> Given exercise: Reproduce every entry exactly as shown.

> Data rows:
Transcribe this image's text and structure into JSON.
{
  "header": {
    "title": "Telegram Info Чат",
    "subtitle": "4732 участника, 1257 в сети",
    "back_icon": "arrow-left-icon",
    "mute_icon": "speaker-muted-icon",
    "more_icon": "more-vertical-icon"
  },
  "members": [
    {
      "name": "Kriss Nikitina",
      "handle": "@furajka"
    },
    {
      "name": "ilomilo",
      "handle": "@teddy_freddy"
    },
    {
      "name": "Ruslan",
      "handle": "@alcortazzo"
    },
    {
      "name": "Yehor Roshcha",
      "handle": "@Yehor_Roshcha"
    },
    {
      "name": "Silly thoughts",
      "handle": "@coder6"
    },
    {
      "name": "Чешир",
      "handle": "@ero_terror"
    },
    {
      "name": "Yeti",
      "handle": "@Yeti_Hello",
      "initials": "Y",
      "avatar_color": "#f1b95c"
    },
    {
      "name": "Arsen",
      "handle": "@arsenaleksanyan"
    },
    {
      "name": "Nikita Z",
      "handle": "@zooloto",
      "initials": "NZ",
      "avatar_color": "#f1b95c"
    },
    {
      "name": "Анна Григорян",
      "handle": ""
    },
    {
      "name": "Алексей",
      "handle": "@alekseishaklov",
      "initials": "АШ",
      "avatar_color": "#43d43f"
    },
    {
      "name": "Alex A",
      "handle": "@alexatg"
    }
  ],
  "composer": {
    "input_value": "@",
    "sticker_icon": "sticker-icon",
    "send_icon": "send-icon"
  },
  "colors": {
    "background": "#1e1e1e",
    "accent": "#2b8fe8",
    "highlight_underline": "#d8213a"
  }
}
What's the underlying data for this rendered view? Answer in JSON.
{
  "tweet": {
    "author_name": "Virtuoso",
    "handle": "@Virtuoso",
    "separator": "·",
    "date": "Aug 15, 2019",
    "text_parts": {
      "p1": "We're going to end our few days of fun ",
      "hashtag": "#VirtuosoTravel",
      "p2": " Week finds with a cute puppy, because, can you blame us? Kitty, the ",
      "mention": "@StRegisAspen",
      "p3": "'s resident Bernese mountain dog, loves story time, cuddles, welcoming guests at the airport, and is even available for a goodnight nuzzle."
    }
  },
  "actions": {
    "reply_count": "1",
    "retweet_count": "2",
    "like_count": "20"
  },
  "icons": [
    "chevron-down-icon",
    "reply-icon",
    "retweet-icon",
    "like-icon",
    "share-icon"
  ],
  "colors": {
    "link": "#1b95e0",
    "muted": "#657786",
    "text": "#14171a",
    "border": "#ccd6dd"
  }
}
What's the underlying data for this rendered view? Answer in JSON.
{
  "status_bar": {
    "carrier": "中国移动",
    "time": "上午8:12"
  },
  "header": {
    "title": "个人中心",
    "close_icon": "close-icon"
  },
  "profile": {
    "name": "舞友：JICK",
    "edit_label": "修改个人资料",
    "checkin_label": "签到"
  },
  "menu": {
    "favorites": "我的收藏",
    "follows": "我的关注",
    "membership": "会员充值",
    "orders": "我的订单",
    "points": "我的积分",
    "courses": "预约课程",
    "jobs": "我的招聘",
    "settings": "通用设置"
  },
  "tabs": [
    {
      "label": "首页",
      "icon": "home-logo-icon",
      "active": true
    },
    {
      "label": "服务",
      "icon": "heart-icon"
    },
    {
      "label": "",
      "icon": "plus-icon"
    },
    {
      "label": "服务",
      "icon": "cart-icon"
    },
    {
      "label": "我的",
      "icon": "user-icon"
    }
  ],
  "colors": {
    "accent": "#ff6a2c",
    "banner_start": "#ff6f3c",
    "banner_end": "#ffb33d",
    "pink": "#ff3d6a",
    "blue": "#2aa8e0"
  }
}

> Correct answer:
Transcribe this image's text and structure into JSON.
{
  "header": {
    "title": "Telegram Info Чат",
    "subtitle": "4732 участника, 1257 в сети",
    "back_icon": "arrow-left-icon",
    "mute_icon": "speaker-muted-icon",
    "more_icon": "more-vertical-icon"
  },
  "members": [
    {
      "name": "Kriss Nikitina",
      "handle": "@furajka"
    },
    {
      "name": "ilomilo",
      "handle": "@teddy_freddy"
    },
    {
      "name": "Ruslan",
      "handle": "@alcortazzo"
    },
    {
      "name": "Yehor Roshcha",
      "handle": "@Yehor_Roshcha"
    },
    {
      "name": "Silly thoughts",
      "handle": "@coder6"
    },
    {
      "name": "Чешир",
      "handle": "@ero_terror"
    },
    {
      "name": "Yeti",
      "handle": "@Yeti_Hello",
      "initials": "Y",
      "avatar_color": "#f1b95c"
    },
    {
      "name": "Arsen",
      "handle": "@arsenaleksanyan"
    },
    {
      "name": "Nikita Z",
      "handle": "@zooloto",
      "initials": "NZ",
      "avatar_color": "#f1b95c"
    },
    {
      "name": "Анна Григорян",
      "handle": ""
    },
    {
      "name": "Алексей",
      "handle": "@alekseishaklov",
      "initials": "АШ",
      "avatar_color": "#43d43f"
    },
    {
      "name": "Alex A",
      "handle": "@alexatg"
    }
  ],
  "composer": {
    "input_value": "@",
    "sticker_icon": "sticker-icon",
    "send_icon": "send-icon"
  },
  "colors": {
    "background": "#1e1e1e",
    "accent": "#2b8fe8",
    "highlight_underline": "#d8213a"
  }
}
What's the underlying data for this rendered view? Answer in JSON.
{
  "tweet": {
    "author_name": "Virtuoso",
    "handle": "@Virtuoso",
    "separator": "·",
    "date": "Aug 15, 2019",
    "text_parts": {
      "p1": "We're going to end our few days of fun ",
      "hashtag": "#VirtuosoTravel",
      "p2": " Week finds with a cute puppy, because, can you blame us? Kitty, the ",
      "mention": "@StRegisAspen",
      "p3": "'s resident Bernese mountain dog, loves story time, cuddles, welcoming guests at the airport, and is even available for a goodnight nuzzle."
    }
  },
  "actions": {
    "reply_count": "1",
    "retweet_count": "2",
    "like_count": "20"
  },
  "icons": [
    "chevron-down-icon",
    "reply-icon",
    "retweet-icon",
    "like-icon",
    "share-icon"
  ],
  "colors": {
    "link": "#1b95e0",
    "muted": "#657786",
    "text": "#14171a",
    "border": "#ccd6dd"
  }
}
What's the underlying data for this rendered view? Answer in JSON.
{
  "status_bar": {
    "carrier": "中国移动",
    "time": "上午8:12"
  },
  "header": {
    "title": "个人中心",
    "close_icon": "close-icon"
  },
  "profile": {
    "name": "舞友：JICK",
    "edit_label": "修改个人资料",
    "checkin_label": "签到"
  },
  "menu": {
    "favorites": "我的收藏",
    "follows": "我的关注",
    "membership": "会员充值",
    "orders": "我的订单",
    "points": "我的积分",
    "courses": "预约课程",
    "jobs": "我的招聘",
    "settings": "通用设置"
  },
  "tabs": [
    {
      "label": "首页",
      "icon": "home-logo-icon",
      "active": true
    },
    {
      "label": "服务",
      "icon": "heart-icon"
    },
    {
      "label": "",
      "icon": "plus-icon"
    },
    {
      "label": "服务",
      "icon": "cart-icon"
    },
    {
      "label": "我的",
      "icon": "user-icon"
    }
  ],
  "colors": {
    "accent": "#ff6a2c",
    "banner_start": "#ff6f3c",
    "banner_end": "#ffb33d",
    "pink": "#ff3d6a",
    "blue": "#2aa8e0"
  }
}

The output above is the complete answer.